Stored entries
+++

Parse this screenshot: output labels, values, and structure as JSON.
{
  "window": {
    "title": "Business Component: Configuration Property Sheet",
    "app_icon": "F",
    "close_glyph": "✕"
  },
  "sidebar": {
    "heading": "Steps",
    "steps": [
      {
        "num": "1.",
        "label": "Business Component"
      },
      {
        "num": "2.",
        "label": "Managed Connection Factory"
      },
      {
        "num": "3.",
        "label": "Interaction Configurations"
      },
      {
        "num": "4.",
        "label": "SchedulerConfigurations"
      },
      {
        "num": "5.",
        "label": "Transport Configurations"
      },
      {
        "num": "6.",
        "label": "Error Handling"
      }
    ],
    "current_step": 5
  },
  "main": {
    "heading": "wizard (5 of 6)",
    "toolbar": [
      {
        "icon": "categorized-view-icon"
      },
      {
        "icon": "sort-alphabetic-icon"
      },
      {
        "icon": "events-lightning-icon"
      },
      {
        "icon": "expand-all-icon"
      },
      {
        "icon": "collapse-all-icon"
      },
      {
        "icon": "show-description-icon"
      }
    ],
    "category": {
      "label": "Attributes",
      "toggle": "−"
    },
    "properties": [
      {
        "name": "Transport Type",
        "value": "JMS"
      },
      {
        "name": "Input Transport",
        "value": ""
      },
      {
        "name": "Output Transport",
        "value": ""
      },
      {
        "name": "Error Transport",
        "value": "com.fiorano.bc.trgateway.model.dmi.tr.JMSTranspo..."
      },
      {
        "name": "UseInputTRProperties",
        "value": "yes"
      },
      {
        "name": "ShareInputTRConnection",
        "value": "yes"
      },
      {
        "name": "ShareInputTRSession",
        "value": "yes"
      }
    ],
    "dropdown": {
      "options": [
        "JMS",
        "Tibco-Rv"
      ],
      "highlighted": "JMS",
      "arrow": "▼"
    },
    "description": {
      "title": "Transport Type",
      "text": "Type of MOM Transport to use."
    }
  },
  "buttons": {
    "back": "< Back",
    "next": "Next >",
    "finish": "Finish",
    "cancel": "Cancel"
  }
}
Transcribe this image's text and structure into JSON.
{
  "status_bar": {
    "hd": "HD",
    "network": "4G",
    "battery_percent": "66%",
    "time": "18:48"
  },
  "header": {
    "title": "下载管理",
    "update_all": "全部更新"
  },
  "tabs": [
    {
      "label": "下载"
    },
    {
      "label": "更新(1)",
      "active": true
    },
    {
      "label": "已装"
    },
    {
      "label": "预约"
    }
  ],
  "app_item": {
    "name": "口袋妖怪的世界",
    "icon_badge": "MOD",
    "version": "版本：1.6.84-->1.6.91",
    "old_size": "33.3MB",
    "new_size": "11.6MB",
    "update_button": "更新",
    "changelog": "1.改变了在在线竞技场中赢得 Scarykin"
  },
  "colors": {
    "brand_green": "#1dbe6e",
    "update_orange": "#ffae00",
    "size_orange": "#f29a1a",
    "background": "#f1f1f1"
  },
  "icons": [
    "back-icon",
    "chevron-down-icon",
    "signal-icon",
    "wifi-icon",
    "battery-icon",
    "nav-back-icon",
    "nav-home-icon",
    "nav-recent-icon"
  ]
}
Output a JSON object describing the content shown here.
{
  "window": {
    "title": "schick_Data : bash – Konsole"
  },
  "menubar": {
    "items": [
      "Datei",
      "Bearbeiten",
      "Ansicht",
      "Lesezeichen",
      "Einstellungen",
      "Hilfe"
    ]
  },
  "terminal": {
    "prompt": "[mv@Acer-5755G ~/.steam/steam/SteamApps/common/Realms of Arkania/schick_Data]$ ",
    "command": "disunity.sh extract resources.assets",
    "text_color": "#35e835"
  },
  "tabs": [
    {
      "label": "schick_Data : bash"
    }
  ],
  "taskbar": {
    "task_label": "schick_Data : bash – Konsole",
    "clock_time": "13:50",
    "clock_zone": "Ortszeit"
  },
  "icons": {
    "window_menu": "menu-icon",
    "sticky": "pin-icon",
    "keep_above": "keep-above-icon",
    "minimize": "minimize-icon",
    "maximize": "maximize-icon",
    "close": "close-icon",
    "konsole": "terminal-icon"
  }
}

+++

Write the material out exactly, with nothing left out.

**TASK SOLUTION**
Parse this screenshot: output labels, values, and structure as JSON.
{
  "window": {
    "title": "Business Component: Configuration Property Sheet",
    "app_icon": "F",
    "close_glyph": "✕"
  },
  "sidebar": {
    "heading": "Steps",
    "steps": [
      {
        "num": "1.",
        "label": "Business Component"
      },
      {
        "num": "2.",
        "label": "Managed Connection Factory"
      },
      {
        "num": "3.",
        "label": "Interaction Configurations"
      },
      {
        "num": "4.",
        "label": "SchedulerConfigurations"
      },
      {
        "num": "5.",
        "label": "Transport Configurations"
      },
      {
        "num": "6.",
        "label": "Error Handling"
      }
    ],
    "current_step": 5
  },
  "main": {
    "heading": "wizard (5 of 6)",
    "toolbar": [
      {
        "icon": "categorized-view-icon"
      },
      {
        "icon": "sort-alphabetic-icon"
      },
      {
        "icon": "events-lightning-icon"
      },
      {
        "icon": "expand-all-icon"
      },
      {
        "icon": "collapse-all-icon"
      },
      {
        "icon": "show-description-icon"
      }
    ],
    "category": {
      "label": "Attributes",
      "toggle": "−"
    },
    "properties": [
      {
        "name": "Transport Type",
        "value": "JMS"
      },
      {
        "name": "Input Transport",
        "value": ""
      },
      {
        "name": "Output Transport",
        "value": ""
      },
      {
        "name": "Error Transport",
        "value": "com.fiorano.bc.trgateway.model.dmi.tr.JMSTranspo..."
      },
      {
        "name": "UseInputTRProperties",
        "value": "yes"
      },
      {
        "name": "ShareInputTRConnection",
        "value": "yes"
      },
      {
        "name": "ShareInputTRSession",
        "value": "yes"
      }
    ],
    "dropdown": {
      "options": [
        "JMS",
        "Tibco-Rv"
      ],
      "highlighted": "JMS",
      "arrow": "▼"
    },
    "description": {
      "title": "Transport Type",
      "text": "Type of MOM Transport to use."
    }
  },
  "buttons": {
    "back": "< Back",
    "next": "Next >",
    "finish": "Finish",
    "cancel": "Cancel"
  }
}
Transcribe this image's text and structure into JSON.
{
  "status_bar": {
    "hd": "HD",
    "network": "4G",
    "battery_percent": "66%",
    "time": "18:48"
  },
  "header": {
    "title": "下载管理",
    "update_all": "全部更新"
  },
  "tabs": [
    {
      "label": "下载"
    },
    {
      "label": "更新(1)",
      "active": true
    },
    {
      "label": "已装"
    },
    {
      "label": "预约"
    }
  ],
  "app_item": {
    "name": "口袋妖怪的世界",
    "icon_badge": "MOD",
    "version": "版本：1.6.84-->1.6.91",
    "old_size": "33.3MB",
    "new_size": "11.6MB",
    "update_button": "更新",
    "changelog": "1.改变了在在线竞技场中赢得 Scarykin"
  },
  "colors": {
    "brand_green": "#1dbe6e",
    "update_orange": "#ffae00",
    "size_orange": "#f29a1a",
    "background": "#f1f1f1"
  },
  "icons": [
    "back-icon",
    "chevron-down-icon",
    "signal-icon",
    "wifi-icon",
    "battery-icon",
    "nav-back-icon",
    "nav-home-icon",
    "nav-recent-icon"
  ]
}
Output a JSON object describing the content shown here.
{
  "window": {
    "title": "schick_Data : bash – Konsole"
  },
  "menubar": {
    "items": [
      "Datei",
      "Bearbeiten",
      "Ansicht",
      "Lesezeichen",
      "Einstellungen",
      "Hilfe"
    ]
  },
  "terminal": {
    "prompt": "[mv@Acer-5755G ~/.steam/steam/SteamApps/common/Realms of Arkania/schick_Data]$ ",
    "command": "disunity.sh extract resources.assets",
    "text_color": "#35e835"
  },
  "tabs": [
    {
      "label": "schick_Data : bash"
    }
  ],
  "taskbar": {
    "task_label": "schick_Data : bash – Konsole",
    "clock_time": "13:50",
    "clock_zone": "Ortszeit"
  },
  "icons": {
    "window_menu": "menu-icon",
    "sticky": "pin-icon",
    "keep_above": "keep-above-icon",
    "minimize": "minimize-icon",
    "maximize": "maximize-icon",
    "close": "close-icon",
    "konsole": "terminal-icon"
  }
}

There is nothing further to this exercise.